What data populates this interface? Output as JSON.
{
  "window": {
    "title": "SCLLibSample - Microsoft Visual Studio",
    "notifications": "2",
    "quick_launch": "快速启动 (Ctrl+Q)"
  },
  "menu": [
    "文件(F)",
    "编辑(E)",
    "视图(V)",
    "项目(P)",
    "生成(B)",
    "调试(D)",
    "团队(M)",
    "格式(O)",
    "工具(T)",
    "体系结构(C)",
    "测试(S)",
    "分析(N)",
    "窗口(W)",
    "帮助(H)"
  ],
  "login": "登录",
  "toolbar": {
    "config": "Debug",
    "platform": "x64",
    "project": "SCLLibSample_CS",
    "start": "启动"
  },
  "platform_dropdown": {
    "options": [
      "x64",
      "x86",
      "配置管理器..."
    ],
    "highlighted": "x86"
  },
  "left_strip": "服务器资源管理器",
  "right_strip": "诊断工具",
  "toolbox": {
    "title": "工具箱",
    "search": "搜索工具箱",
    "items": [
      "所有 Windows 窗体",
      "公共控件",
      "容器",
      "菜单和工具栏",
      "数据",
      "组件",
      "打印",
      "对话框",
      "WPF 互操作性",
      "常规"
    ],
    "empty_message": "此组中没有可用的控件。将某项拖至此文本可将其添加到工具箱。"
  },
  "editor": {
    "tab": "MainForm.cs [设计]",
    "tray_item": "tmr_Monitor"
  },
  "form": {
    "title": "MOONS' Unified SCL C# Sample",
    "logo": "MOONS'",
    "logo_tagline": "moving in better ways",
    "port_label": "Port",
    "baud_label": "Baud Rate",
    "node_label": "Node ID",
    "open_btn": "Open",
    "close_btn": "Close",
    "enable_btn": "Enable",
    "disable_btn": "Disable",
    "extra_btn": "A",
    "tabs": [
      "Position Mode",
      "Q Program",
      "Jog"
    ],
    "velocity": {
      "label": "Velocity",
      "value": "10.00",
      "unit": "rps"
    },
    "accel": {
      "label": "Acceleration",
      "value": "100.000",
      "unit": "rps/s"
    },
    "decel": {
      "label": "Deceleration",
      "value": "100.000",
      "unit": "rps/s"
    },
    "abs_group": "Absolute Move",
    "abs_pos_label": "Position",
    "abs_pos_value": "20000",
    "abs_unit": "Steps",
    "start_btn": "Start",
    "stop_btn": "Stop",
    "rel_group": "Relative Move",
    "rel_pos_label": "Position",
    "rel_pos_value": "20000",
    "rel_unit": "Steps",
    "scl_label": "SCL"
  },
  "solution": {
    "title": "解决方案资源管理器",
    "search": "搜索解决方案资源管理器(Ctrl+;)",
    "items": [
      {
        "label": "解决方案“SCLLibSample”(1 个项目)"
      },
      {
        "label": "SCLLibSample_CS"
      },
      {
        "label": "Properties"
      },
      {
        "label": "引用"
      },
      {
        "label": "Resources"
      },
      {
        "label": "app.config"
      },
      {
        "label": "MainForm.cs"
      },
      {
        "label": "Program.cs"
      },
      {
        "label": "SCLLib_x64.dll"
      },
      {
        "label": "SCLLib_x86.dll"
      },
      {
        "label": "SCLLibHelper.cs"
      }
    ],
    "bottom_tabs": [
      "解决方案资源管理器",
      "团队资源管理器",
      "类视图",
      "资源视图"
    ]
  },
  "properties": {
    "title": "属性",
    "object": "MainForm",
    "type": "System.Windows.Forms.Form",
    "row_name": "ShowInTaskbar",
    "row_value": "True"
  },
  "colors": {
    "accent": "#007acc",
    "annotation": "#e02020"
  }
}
....
→ **WHAT THE TASK REQUIRES**
Quote each line of the data above exactly as written.

→ **EXERCISE RESPONSE**
What data populates this interface? Output as JSON.
{
  "window": {
    "title": "SCLLibSample - Microsoft Visual Studio",
    "notifications": "2",
    "quick_launch": "快速启动 (Ctrl+Q)"
  },
  "menu": [
    "文件(F)",
    "编辑(E)",
    "视图(V)",
    "项目(P)",
    "生成(B)",
    "调试(D)",
    "团队(M)",
    "格式(O)",
    "工具(T)",
    "体系结构(C)",
    "测试(S)",
    "分析(N)",
    "窗口(W)",
    "帮助(H)"
  ],
  "login": "登录",
  "toolbar": {
    "config": "Debug",
    "platform": "x64",
    "project": "SCLLibSample_CS",
    "start": "启动"
  },
  "platform_dropdown": {
    "options": [
      "x64",
      "x86",
      "配置管理器..."
    ],
    "highlighted": "x86"
  },
  "left_strip": "服务器资源管理器",
  "right_strip": "诊断工具",
  "toolbox": {
    "title": "工具箱",
    "search": "搜索工具箱",
    "items": [
      "所有 Windows 窗体",
      "公共控件",
      "容器",
      "菜单和工具栏",
      "数据",
      "组件",
      "打印",
      "对话框",
      "WPF 互操作性",
      "常规"
    ],
    "empty_message": "此组中没有可用的控件。将某项拖至此文本可将其添加到工具箱。"
  },
  "editor": {
    "tab": "MainForm.cs [设计]",
    "tray_item": "tmr_Monitor"
  },
  "form": {
    "title": "MOONS' Unified SCL C# Sample",
    "logo": "MOONS'",
    "logo_tagline": "moving in better ways",
    "port_label": "Port",
    "baud_label": "Baud Rate",
    "node_label": "Node ID",
    "open_btn": "Open",
    "close_btn": "Close",
    "enable_btn": "Enable",
    "disable_btn": "Disable",
    "extra_btn": "A",
    "tabs": [
      "Position Mode",
      "Q Program",
      "Jog"
    ],
    "velocity": {
      "label": "Velocity",
      "value": "10.00",
      "unit": "rps"
    },
    "accel": {
      "label": "Acceleration",
      "value": "100.000",
      "unit": "rps/s"
    },
    "decel": {
      "label": "Deceleration",
      "value": "100.000",
      "unit": "rps/s"
    },
    "abs_group": "Absolute Move",
    "abs_pos_label": "Position",
    "abs_pos_value": "20000",
    "abs_unit": "Steps",
    "start_btn": "Start",
    "stop_btn": "Stop",
    "rel_group": "Relative Move",
    "rel_pos_label": "Position",
    "rel_pos_value": "20000",
    "rel_unit": "Steps",
    "scl_label": "SCL"
  },
  "solution": {
    "title": "解决方案资源管理器",
    "search": "搜索解决方案资源管理器(Ctrl+;)",
    "items": [
      {
        "label": "解决方案“SCLLibSample”(1 个项目)"
      },
      {
        "label": "SCLLibSample_CS"
      },
      {
        "label": "Properties"
      },
      {
        "label": "引用"
      },
      {
        "label": "Resources"
      },
      {
        "label": "app.config"
      },
      {
        "label": "MainForm.cs"
      },
      {
        "label": "Program.cs"
      },
      {
        "label": "SCLLib_x64.dll"
      },
      {
        "label": "SCLLib_x86.dll"
      },
      {
        "label": "SCLLibHelper.cs"
      }
    ],
    "bottom_tabs": [
      "解决方案资源管理器",
      "团队资源管理器",
      "类视图",
      "资源视图"
    ]
  },
  "properties": {
    "title": "属性",
    "object": "MainForm",
    "type": "System.Windows.Forms.Form",
    "row_name": "ShowInTaskbar",
    "row_value": "True"
  },
  "colors": {
    "accent": "#007acc",
    "annotation": "#e02020"
  }
}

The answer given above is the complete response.